▸ **SET TASK**: Take each line that has the word "JSON" and return it.

- - - - -

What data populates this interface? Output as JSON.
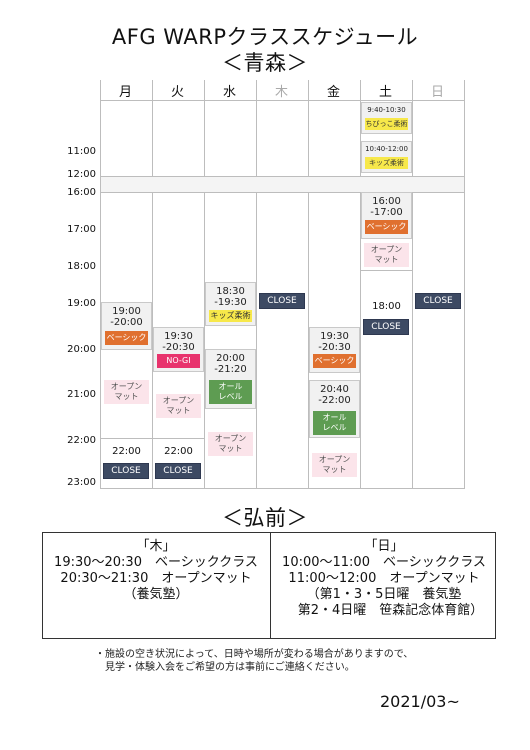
{
  "title": "AFG WARPクラススケジュール",
  "subtitle_aomori": "＜青森＞",
  "days": [
    "月",
    "火",
    "水",
    "木",
    "金",
    "土",
    "日"
  ],
  "morning_times": [
    "11:00",
    "12:00"
  ],
  "evening_times": [
    "16:00",
    "17:00",
    "18:00",
    "19:00",
    "20:00",
    "21:00",
    "22:00",
    "23:00"
  ],
  "mon": {
    "time1": "19:00",
    "time2": "-20:00",
    "class1": "ベーシック",
    "open_mat": "オープン\nマット",
    "time3": "22:00",
    "close": "CLOSE"
  },
  "tue": {
    "time1": "19:30",
    "time2": "-20:30",
    "class1": "NO-GI",
    "open_mat": "オープン\nマット",
    "time3": "22:00",
    "close": "CLOSE"
  },
  "wed": {
    "time1": "18:30",
    "time2": "-19:30",
    "class1": "キッズ柔術",
    "time3": "20:00",
    "time4": "-21:20",
    "class2": "オール\nレベル",
    "open_mat": "オープン\nマット"
  },
  "thu": {
    "close": "CLOSE"
  },
  "fri": {
    "time1": "19:30",
    "time2": "-20:30",
    "class1": "ベーシック",
    "time3": "20:40",
    "time4": "-22:00",
    "class2": "オール\nレベル",
    "open_mat": "オープン\nマット"
  },
  "sat": {
    "m1_time": "9:40-10:30",
    "m1_class": "ちびっこ柔術",
    "m2_time": "10:40-12:00",
    "m2_class": "キッズ柔術",
    "time1": "16:00",
    "time2": "-17:00",
    "class1": "ベーシック",
    "open_mat": "オープン\nマット",
    "time3": "18:00",
    "close": "CLOSE"
  },
  "sun": {
    "close": "CLOSE"
  },
  "subtitle_hirosaki": "＜弘前＞",
  "hirosaki": {
    "thu": "「木」\n19:30〜20:30　ベーシッククラス\n20:30〜21:30　オープンマット\n（養気塾）",
    "sun": "「日」\n10:00〜11:00　ベーシッククラス\n11:00〜12:00　オープンマット\n（第1・3・5日曜　養気塾\n　第2・4日曜　笹森記念体育館）"
  },
  "notes": [
    "・施設の空き状況によって、日時や場所が変わる場合がありますので、",
    "　見学・体験入会をご希望の方は事前にご連絡ください。"
  ],
  "date": "2021/03~",
  "colors": {
    "orange": "#e0702f",
    "yellow": "#f7e84a",
    "pink": "#e8336d",
    "green": "#5e9c52",
    "navy": "#3d4a63",
    "open_mat_bg": "#fbe4ea"
  }
}
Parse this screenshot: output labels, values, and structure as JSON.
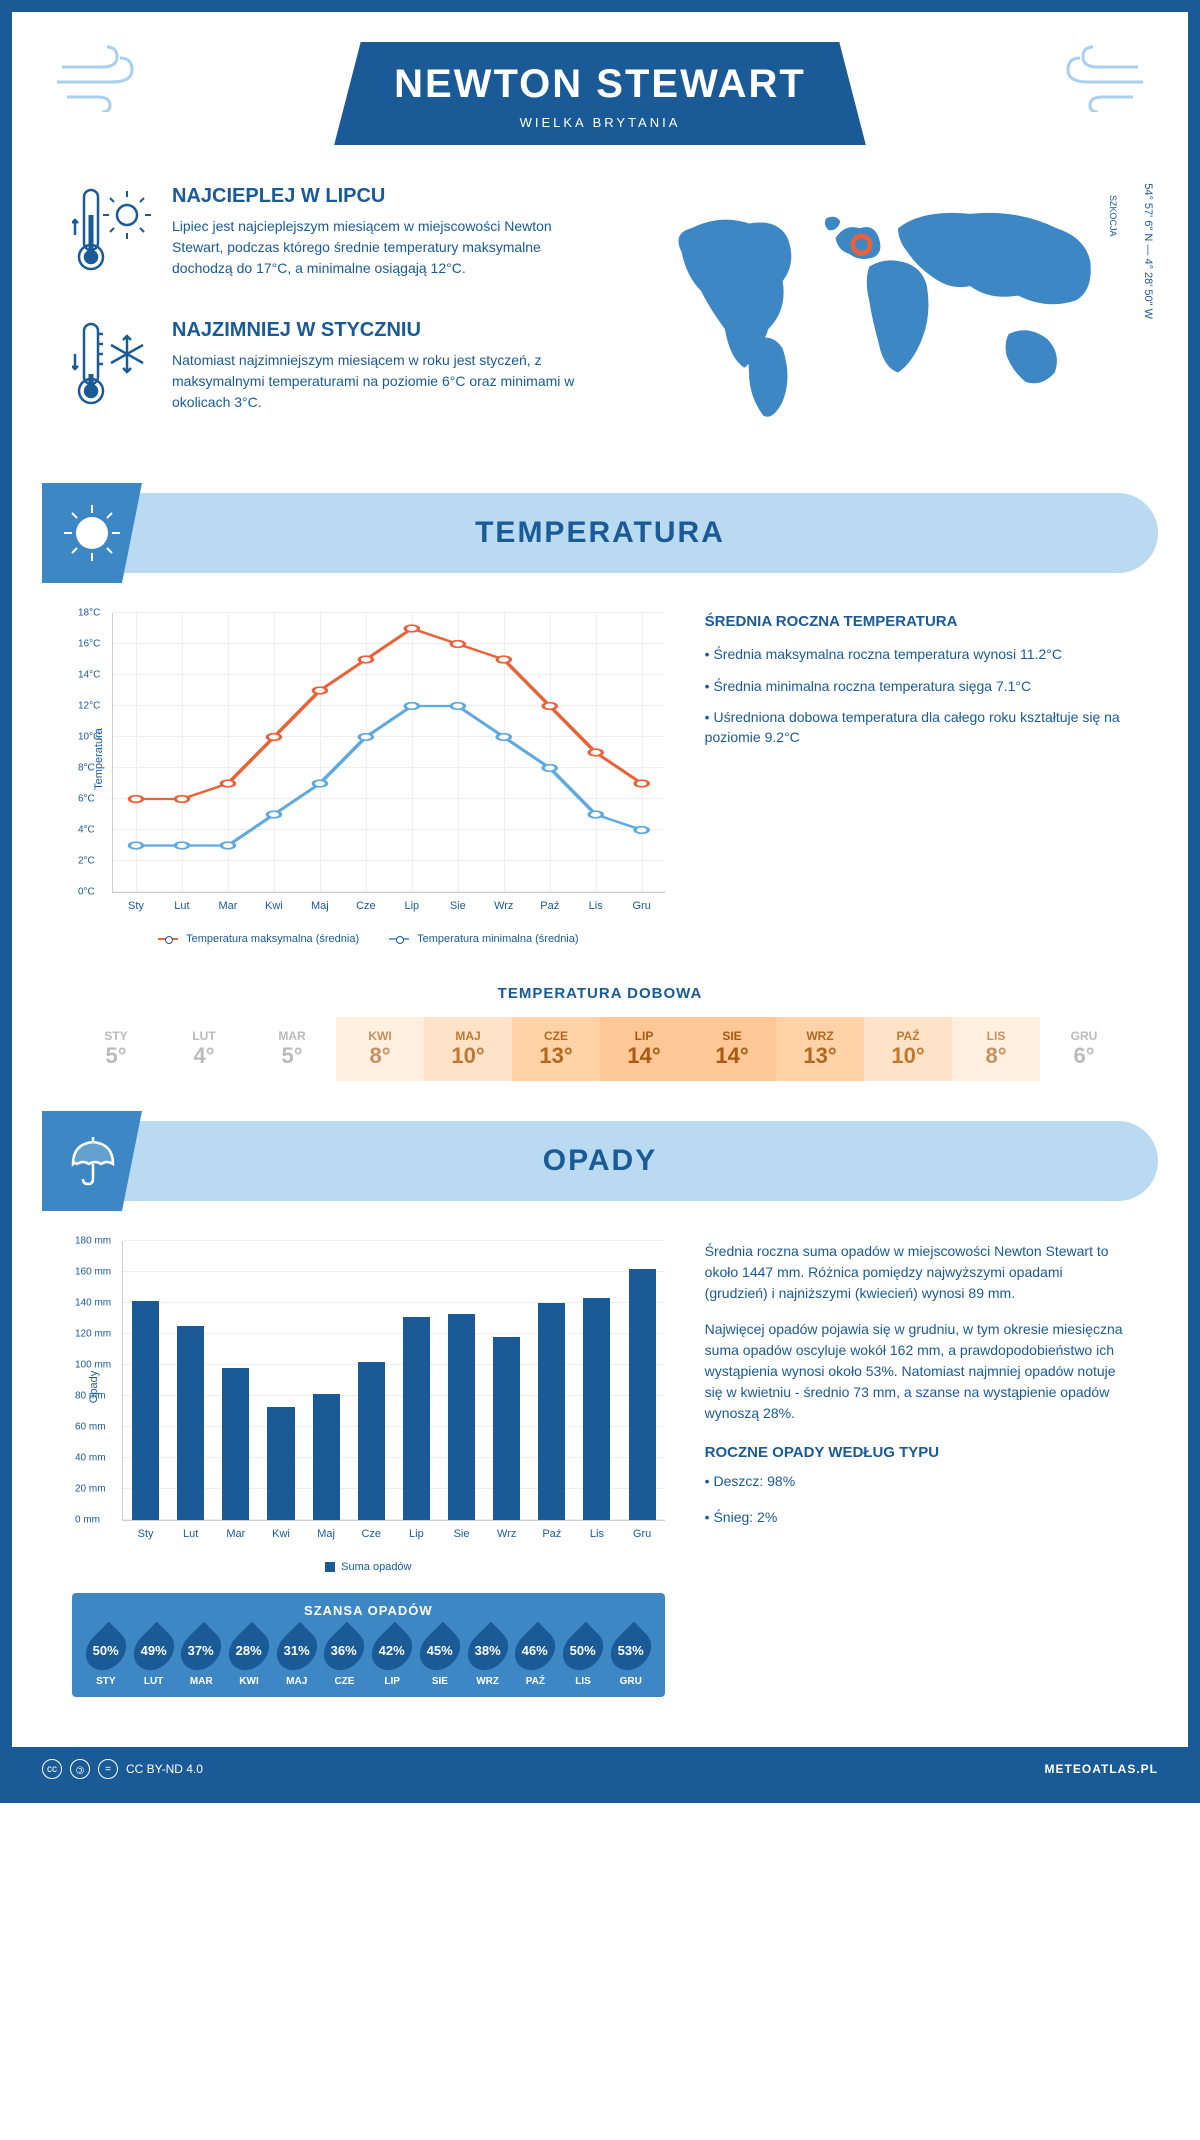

- - - - -

▸ **FULL OUTPUT**:
What data populates this interface? Output as JSON.
Parse this screenshot: output labels, values, and structure as JSON.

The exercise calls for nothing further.